• _Compito scritto a_:
Secondo il brano su Herzog e Gorbaciov, in quale villaggio è nato Gorbaciov?
### Brano da leggere
IL GORBACIOV DI HERZOG
ANALISI DI UN TESTAMENTO POLITICO E
MORALE
di Alessio Guglielmini
«Che
cosa ci sarà scritto sulla sua
lapide?». Michail Gorbaciov non
risponde subito alla domanda di
Werner Herzog, ma dice di essere
rimasto ispirato dall’iscrizione che
ha visto sulla tomba di un amico:
«Ci abbiamo provato».
È uno degli ultimi momenti del
documentario Herzog incontra
Gorbaciov (2018). Con la scomparsa
dell’ex presidente dell’URSS, il 30
agosto 2022, gli incontri tra l’uomo
che ha fatto cadere l’impero
sovietico e il regista tedesco
assumono, a maggior ragione, il
rilievo del testamento politico e
morale.
Il documentario, inevitabilmente,
ripercorre le fasi salienti della
carriera di Gorbaciov: dall’impronta
riformista di glasnost e perestrojka
al disgelo graduale con l’Occidente,
attraverso il dialogo aperto con
Margaret Thatcher e Ronald Reagan;
dalla crisi di Chernobyl alla caduta
del Muro di Berlino. Eppure, se
mettiamo a confronto quelle immagini
di repertorio con il basso profilo
del Gorbaciov ascoltato da Herzog,
abbiamo l’impressione che l’uomo,
storicamente parlando, sia già
venuto a mancare; che non appartenga
più al mondo dal quale sta
comunicando. Sul Gorbaciov di Herzog
aleggia a tratti
un’indifferenziazione, un’aura
neutra che fa pensare al monolitico
stato sovietico. È come se il
sistema che ha contribuito a
distruggere gli fosse in fondo
rimasto appiccicato addosso.
Gorbaciov, in alcuni frammenti del
documentario, torna alle origini,
nel luogo in cui è nato, nel
villaggio di Privol’noe. Si tratta
di filmati risalenti alla Pasqua del
2000: l’ultimo leader sovietico fa
visita ai cari defunti nel cimitero
locale e va a trovare la zia
Aleksandra, come un uomo comune che
fa rientro a casa dopo un lungo
viaggio. Tuttavia, la curiosità che
suscita attorno al cimitero è ancora
grande. Una donna anziana lo
riconosce: è l’uomo con gli
occhiali.
######
• _Compito scritto b_:
Riporta senza alcuna modifica le voci che vanno dalla riga con "Give bounding boxes" fino alla riga con "- toggle-knob: [1133, 14, 1153, 34]", entrambe comprese.
### Voci dell'esercizio
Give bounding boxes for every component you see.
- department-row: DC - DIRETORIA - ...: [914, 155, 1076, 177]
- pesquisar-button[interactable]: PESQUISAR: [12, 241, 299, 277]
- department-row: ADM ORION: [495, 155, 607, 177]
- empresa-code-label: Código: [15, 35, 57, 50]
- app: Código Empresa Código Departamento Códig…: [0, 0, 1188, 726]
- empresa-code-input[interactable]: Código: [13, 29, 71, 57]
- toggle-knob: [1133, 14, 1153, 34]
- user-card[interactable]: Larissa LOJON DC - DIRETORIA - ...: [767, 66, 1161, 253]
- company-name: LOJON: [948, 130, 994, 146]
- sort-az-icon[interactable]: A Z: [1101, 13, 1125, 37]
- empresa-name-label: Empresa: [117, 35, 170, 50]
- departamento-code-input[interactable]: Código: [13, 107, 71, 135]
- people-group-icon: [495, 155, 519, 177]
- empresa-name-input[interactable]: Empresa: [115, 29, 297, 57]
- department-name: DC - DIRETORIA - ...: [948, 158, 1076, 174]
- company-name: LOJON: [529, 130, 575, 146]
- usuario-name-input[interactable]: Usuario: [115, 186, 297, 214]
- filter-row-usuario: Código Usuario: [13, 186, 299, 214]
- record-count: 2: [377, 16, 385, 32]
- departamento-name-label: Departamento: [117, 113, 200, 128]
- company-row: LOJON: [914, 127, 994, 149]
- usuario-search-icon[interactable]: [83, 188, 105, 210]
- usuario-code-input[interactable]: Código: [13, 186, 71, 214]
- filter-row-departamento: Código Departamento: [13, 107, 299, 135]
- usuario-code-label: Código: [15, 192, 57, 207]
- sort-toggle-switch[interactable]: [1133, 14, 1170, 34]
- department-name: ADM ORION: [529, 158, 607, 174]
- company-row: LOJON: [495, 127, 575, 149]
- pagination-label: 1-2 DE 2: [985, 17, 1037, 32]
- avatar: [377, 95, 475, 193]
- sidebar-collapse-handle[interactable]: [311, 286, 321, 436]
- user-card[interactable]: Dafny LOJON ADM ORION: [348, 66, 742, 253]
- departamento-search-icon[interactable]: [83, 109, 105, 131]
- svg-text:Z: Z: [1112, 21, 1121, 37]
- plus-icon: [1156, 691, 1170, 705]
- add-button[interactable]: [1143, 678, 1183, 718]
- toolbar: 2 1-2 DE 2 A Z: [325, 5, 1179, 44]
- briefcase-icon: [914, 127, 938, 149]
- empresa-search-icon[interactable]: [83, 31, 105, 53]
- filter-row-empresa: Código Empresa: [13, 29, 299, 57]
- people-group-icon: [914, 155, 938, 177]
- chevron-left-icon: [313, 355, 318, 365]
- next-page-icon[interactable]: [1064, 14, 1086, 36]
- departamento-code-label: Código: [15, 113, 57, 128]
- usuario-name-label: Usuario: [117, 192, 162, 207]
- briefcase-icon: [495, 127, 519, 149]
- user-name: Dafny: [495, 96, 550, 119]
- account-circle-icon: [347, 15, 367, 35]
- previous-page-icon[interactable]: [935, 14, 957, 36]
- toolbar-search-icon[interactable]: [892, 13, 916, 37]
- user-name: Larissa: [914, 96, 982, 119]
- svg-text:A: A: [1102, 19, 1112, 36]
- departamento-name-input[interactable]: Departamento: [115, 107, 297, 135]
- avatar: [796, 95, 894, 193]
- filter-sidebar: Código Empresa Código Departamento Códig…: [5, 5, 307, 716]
######
### Voci dell'esercizio
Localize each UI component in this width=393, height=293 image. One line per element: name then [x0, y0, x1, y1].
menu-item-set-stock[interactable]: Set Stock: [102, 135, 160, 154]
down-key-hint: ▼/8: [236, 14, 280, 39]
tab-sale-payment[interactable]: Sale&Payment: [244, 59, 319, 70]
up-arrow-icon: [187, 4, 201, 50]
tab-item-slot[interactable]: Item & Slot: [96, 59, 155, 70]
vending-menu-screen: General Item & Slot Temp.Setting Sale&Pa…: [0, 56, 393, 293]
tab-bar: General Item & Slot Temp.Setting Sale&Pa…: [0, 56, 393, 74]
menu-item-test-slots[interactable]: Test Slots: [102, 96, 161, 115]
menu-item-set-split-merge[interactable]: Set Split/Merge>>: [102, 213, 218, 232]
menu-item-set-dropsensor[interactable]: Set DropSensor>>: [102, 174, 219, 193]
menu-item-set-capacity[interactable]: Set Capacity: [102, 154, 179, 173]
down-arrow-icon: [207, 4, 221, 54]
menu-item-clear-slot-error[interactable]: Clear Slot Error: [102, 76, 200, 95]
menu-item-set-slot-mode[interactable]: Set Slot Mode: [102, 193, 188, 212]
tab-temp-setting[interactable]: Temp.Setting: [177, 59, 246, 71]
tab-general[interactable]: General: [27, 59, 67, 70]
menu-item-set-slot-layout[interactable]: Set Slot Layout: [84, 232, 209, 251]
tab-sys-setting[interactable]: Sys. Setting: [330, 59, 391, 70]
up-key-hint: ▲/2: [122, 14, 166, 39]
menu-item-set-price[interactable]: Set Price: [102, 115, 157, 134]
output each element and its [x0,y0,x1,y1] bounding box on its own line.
######
• _Risposta scritta a_:
Nel villaggio di Privol'noe.

• _Risposta scritta b_:
Give bounding boxes for every component you see.
- department-row: DC - DIRETORIA - ...: [914, 155, 1076, 177]
- pesquisar-button[interactable]: PESQUISAR: [12, 241, 299, 277]
- department-row: ADM ORION: [495, 155, 607, 177]
- empresa-code-label: Código: [15, 35, 57, 50]
- app: Código Empresa Código Departamento Códig…: [0, 0, 1188, 726]
- empresa-code-input[interactable]: Código: [13, 29, 71, 57]
- toggle-knob: [1133, 14, 1153, 34]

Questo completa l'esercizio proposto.